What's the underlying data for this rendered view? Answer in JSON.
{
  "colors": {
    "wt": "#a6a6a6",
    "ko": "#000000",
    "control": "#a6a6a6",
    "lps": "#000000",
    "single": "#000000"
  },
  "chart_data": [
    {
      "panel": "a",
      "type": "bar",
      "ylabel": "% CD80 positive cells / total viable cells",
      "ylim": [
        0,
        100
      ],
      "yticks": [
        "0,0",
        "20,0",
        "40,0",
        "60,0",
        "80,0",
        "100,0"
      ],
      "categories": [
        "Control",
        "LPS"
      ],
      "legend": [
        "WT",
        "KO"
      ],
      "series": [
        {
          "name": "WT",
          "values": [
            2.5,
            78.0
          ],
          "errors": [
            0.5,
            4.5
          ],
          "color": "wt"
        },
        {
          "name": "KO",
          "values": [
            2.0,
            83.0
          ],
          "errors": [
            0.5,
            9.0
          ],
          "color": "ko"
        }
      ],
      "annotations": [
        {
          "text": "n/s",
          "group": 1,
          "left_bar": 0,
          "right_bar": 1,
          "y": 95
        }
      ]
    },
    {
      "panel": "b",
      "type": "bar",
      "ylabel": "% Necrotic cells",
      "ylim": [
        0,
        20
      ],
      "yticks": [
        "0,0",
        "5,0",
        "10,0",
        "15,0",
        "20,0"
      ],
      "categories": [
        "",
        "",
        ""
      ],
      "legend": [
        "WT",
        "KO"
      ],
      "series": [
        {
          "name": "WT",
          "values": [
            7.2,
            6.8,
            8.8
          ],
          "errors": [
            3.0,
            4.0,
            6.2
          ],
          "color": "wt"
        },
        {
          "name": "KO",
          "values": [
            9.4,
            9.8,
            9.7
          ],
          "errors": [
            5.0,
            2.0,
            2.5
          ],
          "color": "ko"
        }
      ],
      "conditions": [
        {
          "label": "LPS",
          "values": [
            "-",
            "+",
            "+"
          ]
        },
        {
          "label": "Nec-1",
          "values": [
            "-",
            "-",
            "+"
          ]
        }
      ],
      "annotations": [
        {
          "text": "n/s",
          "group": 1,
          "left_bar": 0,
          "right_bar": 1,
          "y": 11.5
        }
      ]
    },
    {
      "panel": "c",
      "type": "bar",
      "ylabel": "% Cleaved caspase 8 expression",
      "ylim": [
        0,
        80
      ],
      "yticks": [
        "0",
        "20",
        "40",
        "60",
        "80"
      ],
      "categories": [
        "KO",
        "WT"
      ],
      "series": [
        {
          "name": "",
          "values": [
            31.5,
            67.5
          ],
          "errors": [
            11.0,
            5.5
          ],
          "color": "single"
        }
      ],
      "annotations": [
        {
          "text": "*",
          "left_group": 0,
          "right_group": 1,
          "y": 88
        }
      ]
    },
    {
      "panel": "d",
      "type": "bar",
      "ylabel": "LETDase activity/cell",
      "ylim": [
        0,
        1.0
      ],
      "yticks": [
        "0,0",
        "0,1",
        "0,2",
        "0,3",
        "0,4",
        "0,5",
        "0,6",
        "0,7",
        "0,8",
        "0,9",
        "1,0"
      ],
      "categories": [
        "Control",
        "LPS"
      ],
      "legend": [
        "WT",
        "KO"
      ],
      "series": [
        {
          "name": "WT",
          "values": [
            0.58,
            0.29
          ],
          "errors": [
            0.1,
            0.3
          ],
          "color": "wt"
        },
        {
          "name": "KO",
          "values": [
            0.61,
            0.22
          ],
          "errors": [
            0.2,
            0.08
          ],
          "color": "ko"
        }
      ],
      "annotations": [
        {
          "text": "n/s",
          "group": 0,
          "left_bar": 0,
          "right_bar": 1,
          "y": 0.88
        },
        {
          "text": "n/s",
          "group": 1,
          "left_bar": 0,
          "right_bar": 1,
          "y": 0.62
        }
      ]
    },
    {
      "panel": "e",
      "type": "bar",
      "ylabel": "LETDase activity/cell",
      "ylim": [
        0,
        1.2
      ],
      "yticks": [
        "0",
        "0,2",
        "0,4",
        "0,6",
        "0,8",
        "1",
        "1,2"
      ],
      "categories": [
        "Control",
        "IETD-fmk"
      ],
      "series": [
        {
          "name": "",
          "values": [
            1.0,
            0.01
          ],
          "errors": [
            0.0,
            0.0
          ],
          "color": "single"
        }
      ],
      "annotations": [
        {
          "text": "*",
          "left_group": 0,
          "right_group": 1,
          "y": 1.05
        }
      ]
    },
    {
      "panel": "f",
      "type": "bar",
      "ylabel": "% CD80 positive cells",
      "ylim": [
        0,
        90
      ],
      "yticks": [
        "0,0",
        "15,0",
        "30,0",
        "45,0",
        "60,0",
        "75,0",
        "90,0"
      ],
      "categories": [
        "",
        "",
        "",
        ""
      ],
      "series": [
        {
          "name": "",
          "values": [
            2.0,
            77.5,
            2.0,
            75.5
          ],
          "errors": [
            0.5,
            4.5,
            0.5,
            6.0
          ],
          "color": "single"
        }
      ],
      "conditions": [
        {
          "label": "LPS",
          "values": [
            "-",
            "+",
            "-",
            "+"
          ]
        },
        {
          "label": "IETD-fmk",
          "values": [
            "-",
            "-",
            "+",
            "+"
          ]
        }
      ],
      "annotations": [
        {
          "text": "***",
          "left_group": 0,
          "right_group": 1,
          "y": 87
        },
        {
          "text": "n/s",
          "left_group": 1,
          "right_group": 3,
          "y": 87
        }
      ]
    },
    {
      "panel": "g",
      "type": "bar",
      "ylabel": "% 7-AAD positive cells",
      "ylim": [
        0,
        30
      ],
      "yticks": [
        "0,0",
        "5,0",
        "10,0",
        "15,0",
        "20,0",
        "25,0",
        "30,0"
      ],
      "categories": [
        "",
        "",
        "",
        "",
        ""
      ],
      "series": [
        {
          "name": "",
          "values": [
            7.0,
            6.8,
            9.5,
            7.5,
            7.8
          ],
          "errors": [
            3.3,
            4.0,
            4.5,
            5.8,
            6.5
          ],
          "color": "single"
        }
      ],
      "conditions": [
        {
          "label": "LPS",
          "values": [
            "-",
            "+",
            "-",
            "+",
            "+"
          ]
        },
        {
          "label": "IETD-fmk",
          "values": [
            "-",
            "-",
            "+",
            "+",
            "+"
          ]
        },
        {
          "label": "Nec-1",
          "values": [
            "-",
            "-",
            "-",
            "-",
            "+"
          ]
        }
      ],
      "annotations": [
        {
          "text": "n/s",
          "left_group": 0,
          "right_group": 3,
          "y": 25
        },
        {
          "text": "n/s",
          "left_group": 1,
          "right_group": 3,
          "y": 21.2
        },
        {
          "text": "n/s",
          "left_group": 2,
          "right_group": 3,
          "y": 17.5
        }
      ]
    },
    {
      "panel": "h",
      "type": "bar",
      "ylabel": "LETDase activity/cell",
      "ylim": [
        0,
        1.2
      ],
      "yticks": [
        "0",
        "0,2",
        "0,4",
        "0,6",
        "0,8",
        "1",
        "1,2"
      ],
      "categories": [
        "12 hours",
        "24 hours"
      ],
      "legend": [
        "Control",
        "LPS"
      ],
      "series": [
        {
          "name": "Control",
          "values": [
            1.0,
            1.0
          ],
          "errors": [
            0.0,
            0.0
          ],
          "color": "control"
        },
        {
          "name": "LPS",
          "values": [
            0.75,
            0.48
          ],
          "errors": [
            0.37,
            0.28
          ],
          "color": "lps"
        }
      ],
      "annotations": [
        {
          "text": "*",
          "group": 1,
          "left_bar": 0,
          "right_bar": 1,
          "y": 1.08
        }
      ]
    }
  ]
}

☆ ☆ ☆ ☆

» Work to complete
Every line above carrying the word "cells" needs to be shown.

» Answer section
      "ylabel": "% CD80 positive cells / total viable cells",
      "ylabel": "% Necrotic cells",
      "ylabel": "% CD80 positive cells",
      "ylabel": "% 7-AAD positive cells",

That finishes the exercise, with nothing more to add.